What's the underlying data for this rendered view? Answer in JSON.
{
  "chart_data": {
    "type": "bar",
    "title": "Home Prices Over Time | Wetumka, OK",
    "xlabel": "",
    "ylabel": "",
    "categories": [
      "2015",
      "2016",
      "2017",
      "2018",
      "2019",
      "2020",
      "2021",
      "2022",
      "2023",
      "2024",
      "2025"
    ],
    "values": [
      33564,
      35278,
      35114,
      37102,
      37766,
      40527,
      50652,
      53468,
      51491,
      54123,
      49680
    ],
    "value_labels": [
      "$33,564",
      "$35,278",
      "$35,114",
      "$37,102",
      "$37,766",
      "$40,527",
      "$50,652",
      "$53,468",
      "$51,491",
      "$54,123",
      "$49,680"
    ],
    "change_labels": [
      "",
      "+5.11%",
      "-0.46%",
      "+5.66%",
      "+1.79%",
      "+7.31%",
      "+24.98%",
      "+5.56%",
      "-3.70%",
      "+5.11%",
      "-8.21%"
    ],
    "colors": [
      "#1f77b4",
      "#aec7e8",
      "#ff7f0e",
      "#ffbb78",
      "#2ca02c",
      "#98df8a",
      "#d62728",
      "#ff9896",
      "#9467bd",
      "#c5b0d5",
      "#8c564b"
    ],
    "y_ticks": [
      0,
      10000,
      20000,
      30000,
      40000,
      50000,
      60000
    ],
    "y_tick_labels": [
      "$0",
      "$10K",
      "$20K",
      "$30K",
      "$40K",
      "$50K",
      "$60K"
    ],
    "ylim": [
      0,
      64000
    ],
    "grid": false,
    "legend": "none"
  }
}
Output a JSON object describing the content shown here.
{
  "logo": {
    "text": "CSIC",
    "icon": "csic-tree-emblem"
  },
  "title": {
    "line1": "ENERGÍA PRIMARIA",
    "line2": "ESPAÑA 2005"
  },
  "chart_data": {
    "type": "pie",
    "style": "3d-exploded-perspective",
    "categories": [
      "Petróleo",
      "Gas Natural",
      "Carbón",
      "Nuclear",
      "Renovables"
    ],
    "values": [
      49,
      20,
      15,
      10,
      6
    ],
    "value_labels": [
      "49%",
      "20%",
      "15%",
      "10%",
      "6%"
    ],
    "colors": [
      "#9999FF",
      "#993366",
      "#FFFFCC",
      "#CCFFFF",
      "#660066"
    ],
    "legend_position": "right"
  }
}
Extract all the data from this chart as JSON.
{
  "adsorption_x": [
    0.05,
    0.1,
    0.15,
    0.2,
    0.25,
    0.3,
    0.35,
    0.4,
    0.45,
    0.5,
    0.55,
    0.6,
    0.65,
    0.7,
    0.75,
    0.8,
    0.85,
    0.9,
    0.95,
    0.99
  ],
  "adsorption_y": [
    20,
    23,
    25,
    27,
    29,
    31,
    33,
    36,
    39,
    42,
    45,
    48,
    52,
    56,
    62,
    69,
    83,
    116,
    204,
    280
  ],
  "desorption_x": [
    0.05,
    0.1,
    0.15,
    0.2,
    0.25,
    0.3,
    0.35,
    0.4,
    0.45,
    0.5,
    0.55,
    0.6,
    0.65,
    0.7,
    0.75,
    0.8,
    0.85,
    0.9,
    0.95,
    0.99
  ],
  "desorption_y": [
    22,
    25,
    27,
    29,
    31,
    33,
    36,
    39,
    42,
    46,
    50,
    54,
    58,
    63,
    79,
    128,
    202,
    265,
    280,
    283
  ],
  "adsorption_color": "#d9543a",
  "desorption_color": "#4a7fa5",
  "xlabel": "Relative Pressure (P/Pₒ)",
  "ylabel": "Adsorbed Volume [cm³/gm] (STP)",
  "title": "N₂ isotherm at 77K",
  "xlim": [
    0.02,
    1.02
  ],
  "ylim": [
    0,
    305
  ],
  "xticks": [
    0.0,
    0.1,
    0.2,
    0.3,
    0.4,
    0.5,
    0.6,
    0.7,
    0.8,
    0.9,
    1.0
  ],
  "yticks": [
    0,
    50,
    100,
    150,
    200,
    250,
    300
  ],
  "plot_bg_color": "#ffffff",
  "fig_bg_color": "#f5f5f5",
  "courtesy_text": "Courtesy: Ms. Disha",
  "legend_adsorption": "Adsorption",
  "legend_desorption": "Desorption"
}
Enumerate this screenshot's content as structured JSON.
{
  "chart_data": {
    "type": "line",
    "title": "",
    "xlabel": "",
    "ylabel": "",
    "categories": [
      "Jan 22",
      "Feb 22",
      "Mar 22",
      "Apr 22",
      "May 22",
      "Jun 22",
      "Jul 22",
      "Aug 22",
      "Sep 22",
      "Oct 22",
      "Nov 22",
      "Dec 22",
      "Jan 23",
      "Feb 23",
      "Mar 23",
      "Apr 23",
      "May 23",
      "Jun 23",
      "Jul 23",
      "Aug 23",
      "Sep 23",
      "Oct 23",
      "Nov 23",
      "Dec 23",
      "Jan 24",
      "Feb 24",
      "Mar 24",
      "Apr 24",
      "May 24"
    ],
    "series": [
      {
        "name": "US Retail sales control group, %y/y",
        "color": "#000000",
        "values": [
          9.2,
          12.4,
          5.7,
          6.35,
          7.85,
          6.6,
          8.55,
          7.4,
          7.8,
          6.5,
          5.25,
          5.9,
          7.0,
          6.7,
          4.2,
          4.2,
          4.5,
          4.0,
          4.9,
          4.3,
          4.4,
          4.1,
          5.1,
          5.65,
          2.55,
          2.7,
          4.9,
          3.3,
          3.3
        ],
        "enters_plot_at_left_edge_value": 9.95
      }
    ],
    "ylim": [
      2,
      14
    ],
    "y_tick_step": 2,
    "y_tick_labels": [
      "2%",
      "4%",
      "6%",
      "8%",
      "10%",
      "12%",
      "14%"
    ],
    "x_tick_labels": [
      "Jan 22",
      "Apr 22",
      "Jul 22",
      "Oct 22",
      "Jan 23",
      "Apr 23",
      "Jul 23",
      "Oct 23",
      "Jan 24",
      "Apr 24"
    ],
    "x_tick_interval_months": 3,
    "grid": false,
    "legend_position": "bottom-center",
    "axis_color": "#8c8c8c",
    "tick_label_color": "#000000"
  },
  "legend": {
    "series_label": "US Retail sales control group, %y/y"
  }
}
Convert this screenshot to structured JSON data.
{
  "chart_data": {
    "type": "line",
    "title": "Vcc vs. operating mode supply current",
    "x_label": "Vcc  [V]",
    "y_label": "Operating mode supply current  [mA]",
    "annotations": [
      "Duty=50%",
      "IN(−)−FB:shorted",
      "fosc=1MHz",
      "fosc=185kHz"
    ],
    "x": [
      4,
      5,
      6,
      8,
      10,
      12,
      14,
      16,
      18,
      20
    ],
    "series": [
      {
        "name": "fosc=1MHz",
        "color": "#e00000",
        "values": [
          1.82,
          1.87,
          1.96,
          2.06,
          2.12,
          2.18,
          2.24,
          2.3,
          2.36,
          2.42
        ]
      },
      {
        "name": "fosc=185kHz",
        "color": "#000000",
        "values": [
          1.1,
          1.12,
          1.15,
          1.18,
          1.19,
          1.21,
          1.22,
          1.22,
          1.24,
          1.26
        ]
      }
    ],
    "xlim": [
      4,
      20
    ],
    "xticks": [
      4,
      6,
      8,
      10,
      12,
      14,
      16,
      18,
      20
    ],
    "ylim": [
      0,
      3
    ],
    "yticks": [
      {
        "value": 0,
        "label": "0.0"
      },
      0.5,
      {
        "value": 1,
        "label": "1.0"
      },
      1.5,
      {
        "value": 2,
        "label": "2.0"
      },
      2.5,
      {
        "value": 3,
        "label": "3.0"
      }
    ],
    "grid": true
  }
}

*****

## Exercise brief
Quote every entry exactly.

## Worked answer
What's the underlying data for this rendered view? Answer in JSON.
{
  "chart_data": {
    "type": "bar",
    "title": "Home Prices Over Time | Wetumka, OK",
    "xlabel": "",
    "ylabel": "",
    "categories": [
      "2015",
      "2016",
      "2017",
      "2018",
      "2019",
      "2020",
      "2021",
      "2022",
      "2023",
      "2024",
      "2025"
    ],
    "values": [
      33564,
      35278,
      35114,
      37102,
      37766,
      40527,
      50652,
      53468,
      51491,
      54123,
      49680
    ],
    "value_labels": [
      "$33,564",
      "$35,278",
      "$35,114",
      "$37,102",
      "$37,766",
      "$40,527",
      "$50,652",
      "$53,468",
      "$51,491",
      "$54,123",
      "$49,680"
    ],
    "change_labels": [
      "",
      "+5.11%",
      "-0.46%",
      "+5.66%",
      "+1.79%",
      "+7.31%",
      "+24.98%",
      "+5.56%",
      "-3.70%",
      "+5.11%",
      "-8.21%"
    ],
    "colors": [
      "#1f77b4",
      "#aec7e8",
      "#ff7f0e",
      "#ffbb78",
      "#2ca02c",
      "#98df8a",
      "#d62728",
      "#ff9896",
      "#9467bd",
      "#c5b0d5",
      "#8c564b"
    ],
    "y_ticks": [
      0,
      10000,
      20000,
      30000,
      40000,
      50000,
      60000
    ],
    "y_tick_labels": [
      "$0",
      "$10K",
      "$20K",
      "$30K",
      "$40K",
      "$50K",
      "$60K"
    ],
    "ylim": [
      0,
      64000
    ],
    "grid": false,
    "legend": "none"
  }
}
Output a JSON object describing the content shown here.
{
  "logo": {
    "text": "CSIC",
    "icon": "csic-tree-emblem"
  },
  "title": {
    "line1": "ENERGÍA PRIMARIA",
    "line2": "ESPAÑA 2005"
  },
  "chart_data": {
    "type": "pie",
    "style": "3d-exploded-perspective",
    "categories": [
      "Petróleo",
      "Gas Natural",
      "Carbón",
      "Nuclear",
      "Renovables"
    ],
    "values": [
      49,
      20,
      15,
      10,
      6
    ],
    "value_labels": [
      "49%",
      "20%",
      "15%",
      "10%",
      "6%"
    ],
    "colors": [
      "#9999FF",
      "#993366",
      "#FFFFCC",
      "#CCFFFF",
      "#660066"
    ],
    "legend_position": "right"
  }
}
Extract all the data from this chart as JSON.
{
  "adsorption_x": [
    0.05,
    0.1,
    0.15,
    0.2,
    0.25,
    0.3,
    0.35,
    0.4,
    0.45,
    0.5,
    0.55,
    0.6,
    0.65,
    0.7,
    0.75,
    0.8,
    0.85,
    0.9,
    0.95,
    0.99
  ],
  "adsorption_y": [
    20,
    23,
    25,
    27,
    29,
    31,
    33,
    36,
    39,
    42,
    45,
    48,
    52,
    56,
    62,
    69,
    83,
    116,
    204,
    280
  ],
  "desorption_x": [
    0.05,
    0.1,
    0.15,
    0.2,
    0.25,
    0.3,
    0.35,
    0.4,
    0.45,
    0.5,
    0.55,
    0.6,
    0.65,
    0.7,
    0.75,
    0.8,
    0.85,
    0.9,
    0.95,
    0.99
  ],
  "desorption_y": [
    22,
    25,
    27,
    29,
    31,
    33,
    36,
    39,
    42,
    46,
    50,
    54,
    58,
    63,
    79,
    128,
    202,
    265,
    280,
    283
  ],
  "adsorption_color": "#d9543a",
  "desorption_color": "#4a7fa5",
  "xlabel": "Relative Pressure (P/Pₒ)",
  "ylabel": "Adsorbed Volume [cm³/gm] (STP)",
  "title": "N₂ isotherm at 77K",
  "xlim": [
    0.02,
    1.02
  ],
  "ylim": [
    0,
    305
  ],
  "xticks": [
    0.0,
    0.1,
    0.2,
    0.3,
    0.4,
    0.5,
    0.6,
    0.7,
    0.8,
    0.9,
    1.0
  ],
  "yticks": [
    0,
    50,
    100,
    150,
    200,
    250,
    300
  ],
  "plot_bg_color": "#ffffff",
  "fig_bg_color": "#f5f5f5",
  "courtesy_text": "Courtesy: Ms. Disha",
  "legend_adsorption": "Adsorption",
  "legend_desorption": "Desorption"
}
Enumerate this screenshot's content as structured JSON.
{
  "chart_data": {
    "type": "line",
    "title": "",
    "xlabel": "",
    "ylabel": "",
    "categories": [
      "Jan 22",
      "Feb 22",
      "Mar 22",
      "Apr 22",
      "May 22",
      "Jun 22",
      "Jul 22",
      "Aug 22",
      "Sep 22",
      "Oct 22",
      "Nov 22",
      "Dec 22",
      "Jan 23",
      "Feb 23",
      "Mar 23",
      "Apr 23",
      "May 23",
      "Jun 23",
      "Jul 23",
      "Aug 23",
      "Sep 23",
      "Oct 23",
      "Nov 23",
      "Dec 23",
      "Jan 24",
      "Feb 24",
      "Mar 24",
      "Apr 24",
      "May 24"
    ],
    "series": [
      {
        "name": "US Retail sales control group, %y/y",
        "color": "#000000",
        "values": [
          9.2,
          12.4,
          5.7,
          6.35,
          7.85,
          6.6,
          8.55,
          7.4,
          7.8,
          6.5,
          5.25,
          5.9,
          7.0,
          6.7,
          4.2,
          4.2,
          4.5,
          4.0,
          4.9,
          4.3,
          4.4,
          4.1,
          5.1,
          5.65,
          2.55,
          2.7,
          4.9,
          3.3,
          3.3
        ],
        "enters_plot_at_left_edge_value": 9.95
      }
    ],
    "ylim": [
      2,
      14
    ],
    "y_tick_step": 2,
    "y_tick_labels": [
      "2%",
      "4%",
      "6%",
      "8%",
      "10%",
      "12%",
      "14%"
    ],
    "x_tick_labels": [
      "Jan 22",
      "Apr 22",
      "Jul 22",
      "Oct 22",
      "Jan 23",
      "Apr 23",
      "Jul 23",
      "Oct 23",
      "Jan 24",
      "Apr 24"
    ],
    "x_tick_interval_months": 3,
    "grid": false,
    "legend_position": "bottom-center",
    "axis_color": "#8c8c8c",
    "tick_label_color": "#000000"
  },
  "legend": {
    "series_label": "US Retail sales control group, %y/y"
  }
}
Convert this screenshot to structured JSON data.
{
  "chart_data": {
    "type": "line",
    "title": "Vcc vs. operating mode supply current",
    "x_label": "Vcc  [V]",
    "y_label": "Operating mode supply current  [mA]",
    "annotations": [
      "Duty=50%",
      "IN(−)−FB:shorted",
      "fosc=1MHz",
      "fosc=185kHz"
    ],
    "x": [
      4,
      5,
      6,
      8,
      10,
      12,
      14,
      16,
      18,
      20
    ],
    "series": [
      {
        "name": "fosc=1MHz",
        "color": "#e00000",
        "values": [
          1.82,
          1.87,
          1.96,
          2.06,
          2.12,
          2.18,
          2.24,
          2.3,
          2.36,
          2.42
        ]
      },
      {
        "name": "fosc=185kHz",
        "color": "#000000",
        "values": [
          1.1,
          1.12,
          1.15,
          1.18,
          1.19,
          1.21,
          1.22,
          1.22,
          1.24,
          1.26
        ]
      }
    ],
    "xlim": [
      4,
      20
    ],
    "xticks": [
      4,
      6,
      8,
      10,
      12,
      14,
      16,
      18,
      20
    ],
    "ylim": [
      0,
      3
    ],
    "yticks": [
      {
        "value": 0,
        "label": "0.0"
      },
      0.5,
      {
        "value": 1,
        "label": "1.0"
      },
      1.5,
      {
        "value": 2,
        "label": "2.0"
      },
      2.5,
      {
        "value": 3,
        "label": "3.0"
      }
    ],
    "grid": true
  }
}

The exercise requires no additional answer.